Repeat the records word for word, excluding any picture.

**Stored data:**

########################################

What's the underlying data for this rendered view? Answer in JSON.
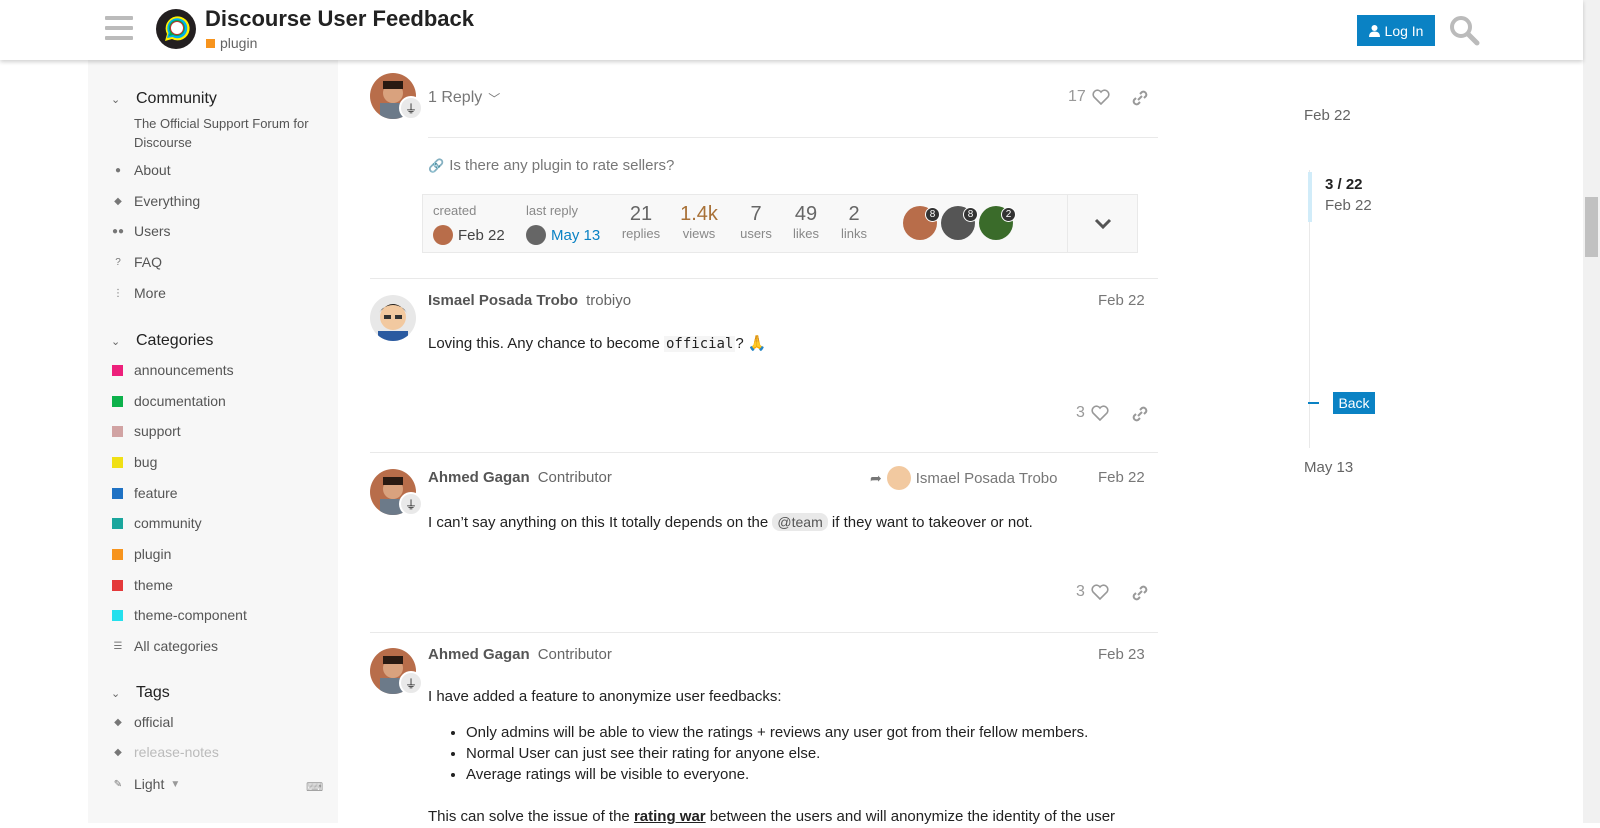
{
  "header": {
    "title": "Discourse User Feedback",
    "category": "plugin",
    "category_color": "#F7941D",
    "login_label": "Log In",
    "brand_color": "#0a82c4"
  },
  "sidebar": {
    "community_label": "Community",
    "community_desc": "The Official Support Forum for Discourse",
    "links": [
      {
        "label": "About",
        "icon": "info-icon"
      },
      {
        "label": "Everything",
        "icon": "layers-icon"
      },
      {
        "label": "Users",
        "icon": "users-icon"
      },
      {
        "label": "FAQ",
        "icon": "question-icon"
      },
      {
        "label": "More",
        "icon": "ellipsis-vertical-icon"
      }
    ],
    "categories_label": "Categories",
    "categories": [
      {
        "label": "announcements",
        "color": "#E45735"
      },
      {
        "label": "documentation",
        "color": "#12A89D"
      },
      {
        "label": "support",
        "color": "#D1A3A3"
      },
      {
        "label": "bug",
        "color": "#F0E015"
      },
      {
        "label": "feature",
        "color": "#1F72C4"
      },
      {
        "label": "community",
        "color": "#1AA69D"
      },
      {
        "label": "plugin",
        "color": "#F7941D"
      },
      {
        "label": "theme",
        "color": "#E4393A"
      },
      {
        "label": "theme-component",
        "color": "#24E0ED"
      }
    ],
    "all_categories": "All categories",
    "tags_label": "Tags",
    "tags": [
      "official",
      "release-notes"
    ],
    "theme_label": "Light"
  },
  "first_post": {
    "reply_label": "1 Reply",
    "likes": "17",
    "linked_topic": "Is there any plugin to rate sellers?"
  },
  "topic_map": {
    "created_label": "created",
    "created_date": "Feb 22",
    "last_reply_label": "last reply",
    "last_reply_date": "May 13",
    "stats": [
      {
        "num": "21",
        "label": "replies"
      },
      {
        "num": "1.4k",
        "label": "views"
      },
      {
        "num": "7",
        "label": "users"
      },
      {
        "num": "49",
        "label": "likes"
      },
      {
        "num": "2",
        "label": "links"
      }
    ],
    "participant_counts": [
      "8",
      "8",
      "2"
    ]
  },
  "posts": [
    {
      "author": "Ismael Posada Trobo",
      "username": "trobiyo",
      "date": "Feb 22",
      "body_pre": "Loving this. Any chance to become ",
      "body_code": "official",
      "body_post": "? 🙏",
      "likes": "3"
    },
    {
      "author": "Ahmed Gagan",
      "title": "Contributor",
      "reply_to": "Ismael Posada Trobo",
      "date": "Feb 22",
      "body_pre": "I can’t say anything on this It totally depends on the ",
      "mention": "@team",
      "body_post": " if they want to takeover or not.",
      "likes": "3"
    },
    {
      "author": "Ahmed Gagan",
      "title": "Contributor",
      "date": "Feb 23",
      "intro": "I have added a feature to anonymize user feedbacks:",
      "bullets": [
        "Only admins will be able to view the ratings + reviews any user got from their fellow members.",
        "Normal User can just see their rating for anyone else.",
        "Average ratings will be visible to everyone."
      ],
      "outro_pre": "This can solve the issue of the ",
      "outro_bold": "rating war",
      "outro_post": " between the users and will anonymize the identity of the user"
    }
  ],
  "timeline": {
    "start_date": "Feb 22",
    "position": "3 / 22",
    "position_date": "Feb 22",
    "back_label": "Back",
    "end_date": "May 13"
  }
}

########################################

**Written response:**
What's the underlying data for this rendered view? Answer in JSON.
{
  "header": {
    "title": "Discourse User Feedback",
    "category": "plugin",
    "category_color": "#F7941D",
    "login_label": "Log In",
    "brand_color": "#0a82c4"
  },
  "sidebar": {
    "community_label": "Community",
    "community_desc": "The Official Support Forum for Discourse",
    "links": [
      {
        "label": "About",
        "icon": "info-icon"
      },
      {
        "label": "Everything",
        "icon": "layers-icon"
      },
      {
        "label": "Users",
        "icon": "users-icon"
      },
      {
        "label": "FAQ",
        "icon": "question-icon"
      },
      {
        "label": "More",
        "icon": "ellipsis-vertical-icon"
      }
    ],
    "categories_label": "Categories",
    "categories": [
      {
        "label": "announcements",
        "color": "#E45735"
      },
      {
        "label": "documentation",
        "color": "#12A89D"
      },
      {
        "label": "support",
        "color": "#D1A3A3"
      },
      {
        "label": "bug",
        "color": "#F0E015"
      },
      {
        "label": "feature",
        "color": "#1F72C4"
      },
      {
        "label": "community",
        "color": "#1AA69D"
      },
      {
        "label": "plugin",
        "color": "#F7941D"
      },
      {
        "label": "theme",
        "color": "#E4393A"
      },
      {
        "label": "theme-component",
        "color": "#24E0ED"
      }
    ],
    "all_categories": "All categories",
    "tags_label": "Tags",
    "tags": [
      "official",
      "release-notes"
    ],
    "theme_label": "Light"
  },
  "first_post": {
    "reply_label": "1 Reply",
    "likes": "17",
    "linked_topic": "Is there any plugin to rate sellers?"
  },
  "topic_map": {
    "created_label": "created",
    "created_date": "Feb 22",
    "last_reply_label": "last reply",
    "last_reply_date": "May 13",
    "stats": [
      {
        "num": "21",
        "label": "replies"
      },
      {
        "num": "1.4k",
        "label": "views"
      },
      {
        "num": "7",
        "label": "users"
      },
      {
        "num": "49",
        "label": "likes"
      },
      {
        "num": "2",
        "label": "links"
      }
    ],
    "participant_counts": [
      "8",
      "8",
      "2"
    ]
  },
  "posts": [
    {
      "author": "Ismael Posada Trobo",
      "username": "trobiyo",
      "date": "Feb 22",
      "body_pre": "Loving this. Any chance to become ",
      "body_code": "official",
      "body_post": "? 🙏",
      "likes": "3"
    },
    {
      "author": "Ahmed Gagan",
      "title": "Contributor",
      "reply_to": "Ismael Posada Trobo",
      "date": "Feb 22",
      "body_pre": "I can’t say anything on this It totally depends on the ",
      "mention": "@team",
      "body_post": " if they want to takeover or not.",
      "likes": "3"
    },
    {
      "author": "Ahmed Gagan",
      "title": "Contributor",
      "date": "Feb 23",
      "intro": "I have added a feature to anonymize user feedbacks:",
      "bullets": [
        "Only admins will be able to view the ratings + reviews any user got from their fellow members.",
        "Normal User can just see their rating for anyone else.",
        "Average ratings will be visible to everyone."
      ],
      "outro_pre": "This can solve the issue of the ",
      "outro_bold": "rating war",
      "outro_post": " between the users and will anonymize the identity of the user"
    }
  ],
  "timeline": {
    "start_date": "Feb 22",
    "position": "3 / 22",
    "position_date": "Feb 22",
    "back_label": "Back",
    "end_date": "May 13"
  }
}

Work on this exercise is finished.